» **EXERCISE REQUIREMENTS**
Copy the data exactly; pictures stay out of the copy.

» **LISTED RECORDS**
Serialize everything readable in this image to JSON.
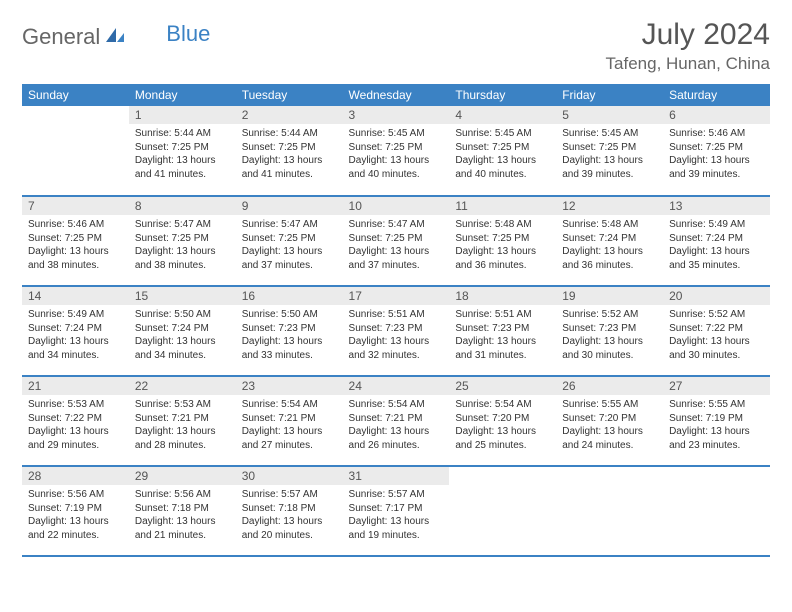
{
  "brand": {
    "part1": "General",
    "part2": "Blue"
  },
  "title": "July 2024",
  "location": "Tafeng, Hunan, China",
  "colors": {
    "header_bg": "#3b82c4",
    "header_text": "#ffffff",
    "daynum_bg": "#ebebeb",
    "text": "#333333",
    "title_text": "#555555",
    "row_border": "#3b82c4"
  },
  "fonts": {
    "title_size": 30,
    "location_size": 17,
    "header_size": 12,
    "daynum_size": 12,
    "content_size": 10
  },
  "weekdays": [
    "Sunday",
    "Monday",
    "Tuesday",
    "Wednesday",
    "Thursday",
    "Friday",
    "Saturday"
  ],
  "weeks": [
    [
      null,
      {
        "n": "1",
        "sr": "5:44 AM",
        "ss": "7:25 PM",
        "dl": "13 hours and 41 minutes."
      },
      {
        "n": "2",
        "sr": "5:44 AM",
        "ss": "7:25 PM",
        "dl": "13 hours and 41 minutes."
      },
      {
        "n": "3",
        "sr": "5:45 AM",
        "ss": "7:25 PM",
        "dl": "13 hours and 40 minutes."
      },
      {
        "n": "4",
        "sr": "5:45 AM",
        "ss": "7:25 PM",
        "dl": "13 hours and 40 minutes."
      },
      {
        "n": "5",
        "sr": "5:45 AM",
        "ss": "7:25 PM",
        "dl": "13 hours and 39 minutes."
      },
      {
        "n": "6",
        "sr": "5:46 AM",
        "ss": "7:25 PM",
        "dl": "13 hours and 39 minutes."
      }
    ],
    [
      {
        "n": "7",
        "sr": "5:46 AM",
        "ss": "7:25 PM",
        "dl": "13 hours and 38 minutes."
      },
      {
        "n": "8",
        "sr": "5:47 AM",
        "ss": "7:25 PM",
        "dl": "13 hours and 38 minutes."
      },
      {
        "n": "9",
        "sr": "5:47 AM",
        "ss": "7:25 PM",
        "dl": "13 hours and 37 minutes."
      },
      {
        "n": "10",
        "sr": "5:47 AM",
        "ss": "7:25 PM",
        "dl": "13 hours and 37 minutes."
      },
      {
        "n": "11",
        "sr": "5:48 AM",
        "ss": "7:25 PM",
        "dl": "13 hours and 36 minutes."
      },
      {
        "n": "12",
        "sr": "5:48 AM",
        "ss": "7:24 PM",
        "dl": "13 hours and 36 minutes."
      },
      {
        "n": "13",
        "sr": "5:49 AM",
        "ss": "7:24 PM",
        "dl": "13 hours and 35 minutes."
      }
    ],
    [
      {
        "n": "14",
        "sr": "5:49 AM",
        "ss": "7:24 PM",
        "dl": "13 hours and 34 minutes."
      },
      {
        "n": "15",
        "sr": "5:50 AM",
        "ss": "7:24 PM",
        "dl": "13 hours and 34 minutes."
      },
      {
        "n": "16",
        "sr": "5:50 AM",
        "ss": "7:23 PM",
        "dl": "13 hours and 33 minutes."
      },
      {
        "n": "17",
        "sr": "5:51 AM",
        "ss": "7:23 PM",
        "dl": "13 hours and 32 minutes."
      },
      {
        "n": "18",
        "sr": "5:51 AM",
        "ss": "7:23 PM",
        "dl": "13 hours and 31 minutes."
      },
      {
        "n": "19",
        "sr": "5:52 AM",
        "ss": "7:23 PM",
        "dl": "13 hours and 30 minutes."
      },
      {
        "n": "20",
        "sr": "5:52 AM",
        "ss": "7:22 PM",
        "dl": "13 hours and 30 minutes."
      }
    ],
    [
      {
        "n": "21",
        "sr": "5:53 AM",
        "ss": "7:22 PM",
        "dl": "13 hours and 29 minutes."
      },
      {
        "n": "22",
        "sr": "5:53 AM",
        "ss": "7:21 PM",
        "dl": "13 hours and 28 minutes."
      },
      {
        "n": "23",
        "sr": "5:54 AM",
        "ss": "7:21 PM",
        "dl": "13 hours and 27 minutes."
      },
      {
        "n": "24",
        "sr": "5:54 AM",
        "ss": "7:21 PM",
        "dl": "13 hours and 26 minutes."
      },
      {
        "n": "25",
        "sr": "5:54 AM",
        "ss": "7:20 PM",
        "dl": "13 hours and 25 minutes."
      },
      {
        "n": "26",
        "sr": "5:55 AM",
        "ss": "7:20 PM",
        "dl": "13 hours and 24 minutes."
      },
      {
        "n": "27",
        "sr": "5:55 AM",
        "ss": "7:19 PM",
        "dl": "13 hours and 23 minutes."
      }
    ],
    [
      {
        "n": "28",
        "sr": "5:56 AM",
        "ss": "7:19 PM",
        "dl": "13 hours and 22 minutes."
      },
      {
        "n": "29",
        "sr": "5:56 AM",
        "ss": "7:18 PM",
        "dl": "13 hours and 21 minutes."
      },
      {
        "n": "30",
        "sr": "5:57 AM",
        "ss": "7:18 PM",
        "dl": "13 hours and 20 minutes."
      },
      {
        "n": "31",
        "sr": "5:57 AM",
        "ss": "7:17 PM",
        "dl": "13 hours and 19 minutes."
      },
      null,
      null,
      null
    ]
  ],
  "labels": {
    "sunrise": "Sunrise:",
    "sunset": "Sunset:",
    "daylight": "Daylight:"
  }
}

» **ANSWER TO THE EXERCISE**
Serialize everything readable in this image to JSON.
{
  "brand": {
    "part1": "General",
    "part2": "Blue"
  },
  "title": "July 2024",
  "location": "Tafeng, Hunan, China",
  "colors": {
    "header_bg": "#3b82c4",
    "header_text": "#ffffff",
    "daynum_bg": "#ebebeb",
    "text": "#333333",
    "title_text": "#555555",
    "row_border": "#3b82c4"
  },
  "fonts": {
    "title_size": 30,
    "location_size": 17,
    "header_size": 12,
    "daynum_size": 12,
    "content_size": 10
  },
  "weekdays": [
    "Sunday",
    "Monday",
    "Tuesday",
    "Wednesday",
    "Thursday",
    "Friday",
    "Saturday"
  ],
  "weeks": [
    [
      null,
      {
        "n": "1",
        "sr": "5:44 AM",
        "ss": "7:25 PM",
        "dl": "13 hours and 41 minutes."
      },
      {
        "n": "2",
        "sr": "5:44 AM",
        "ss": "7:25 PM",
        "dl": "13 hours and 41 minutes."
      },
      {
        "n": "3",
        "sr": "5:45 AM",
        "ss": "7:25 PM",
        "dl": "13 hours and 40 minutes."
      },
      {
        "n": "4",
        "sr": "5:45 AM",
        "ss": "7:25 PM",
        "dl": "13 hours and 40 minutes."
      },
      {
        "n": "5",
        "sr": "5:45 AM",
        "ss": "7:25 PM",
        "dl": "13 hours and 39 minutes."
      },
      {
        "n": "6",
        "sr": "5:46 AM",
        "ss": "7:25 PM",
        "dl": "13 hours and 39 minutes."
      }
    ],
    [
      {
        "n": "7",
        "sr": "5:46 AM",
        "ss": "7:25 PM",
        "dl": "13 hours and 38 minutes."
      },
      {
        "n": "8",
        "sr": "5:47 AM",
        "ss": "7:25 PM",
        "dl": "13 hours and 38 minutes."
      },
      {
        "n": "9",
        "sr": "5:47 AM",
        "ss": "7:25 PM",
        "dl": "13 hours and 37 minutes."
      },
      {
        "n": "10",
        "sr": "5:47 AM",
        "ss": "7:25 PM",
        "dl": "13 hours and 37 minutes."
      },
      {
        "n": "11",
        "sr": "5:48 AM",
        "ss": "7:25 PM",
        "dl": "13 hours and 36 minutes."
      },
      {
        "n": "12",
        "sr": "5:48 AM",
        "ss": "7:24 PM",
        "dl": "13 hours and 36 minutes."
      },
      {
        "n": "13",
        "sr": "5:49 AM",
        "ss": "7:24 PM",
        "dl": "13 hours and 35 minutes."
      }
    ],
    [
      {
        "n": "14",
        "sr": "5:49 AM",
        "ss": "7:24 PM",
        "dl": "13 hours and 34 minutes."
      },
      {
        "n": "15",
        "sr": "5:50 AM",
        "ss": "7:24 PM",
        "dl": "13 hours and 34 minutes."
      },
      {
        "n": "16",
        "sr": "5:50 AM",
        "ss": "7:23 PM",
        "dl": "13 hours and 33 minutes."
      },
      {
        "n": "17",
        "sr": "5:51 AM",
        "ss": "7:23 PM",
        "dl": "13 hours and 32 minutes."
      },
      {
        "n": "18",
        "sr": "5:51 AM",
        "ss": "7:23 PM",
        "dl": "13 hours and 31 minutes."
      },
      {
        "n": "19",
        "sr": "5:52 AM",
        "ss": "7:23 PM",
        "dl": "13 hours and 30 minutes."
      },
      {
        "n": "20",
        "sr": "5:52 AM",
        "ss": "7:22 PM",
        "dl": "13 hours and 30 minutes."
      }
    ],
    [
      {
        "n": "21",
        "sr": "5:53 AM",
        "ss": "7:22 PM",
        "dl": "13 hours and 29 minutes."
      },
      {
        "n": "22",
        "sr": "5:53 AM",
        "ss": "7:21 PM",
        "dl": "13 hours and 28 minutes."
      },
      {
        "n": "23",
        "sr": "5:54 AM",
        "ss": "7:21 PM",
        "dl": "13 hours and 27 minutes."
      },
      {
        "n": "24",
        "sr": "5:54 AM",
        "ss": "7:21 PM",
        "dl": "13 hours and 26 minutes."
      },
      {
        "n": "25",
        "sr": "5:54 AM",
        "ss": "7:20 PM",
        "dl": "13 hours and 25 minutes."
      },
      {
        "n": "26",
        "sr": "5:55 AM",
        "ss": "7:20 PM",
        "dl": "13 hours and 24 minutes."
      },
      {
        "n": "27",
        "sr": "5:55 AM",
        "ss": "7:19 PM",
        "dl": "13 hours and 23 minutes."
      }
    ],
    [
      {
        "n": "28",
        "sr": "5:56 AM",
        "ss": "7:19 PM",
        "dl": "13 hours and 22 minutes."
      },
      {
        "n": "29",
        "sr": "5:56 AM",
        "ss": "7:18 PM",
        "dl": "13 hours and 21 minutes."
      },
      {
        "n": "30",
        "sr": "5:57 AM",
        "ss": "7:18 PM",
        "dl": "13 hours and 20 minutes."
      },
      {
        "n": "31",
        "sr": "5:57 AM",
        "ss": "7:17 PM",
        "dl": "13 hours and 19 minutes."
      },
      null,
      null,
      null
    ]
  ],
  "labels": {
    "sunrise": "Sunrise:",
    "sunset": "Sunset:",
    "daylight": "Daylight:"
  }
}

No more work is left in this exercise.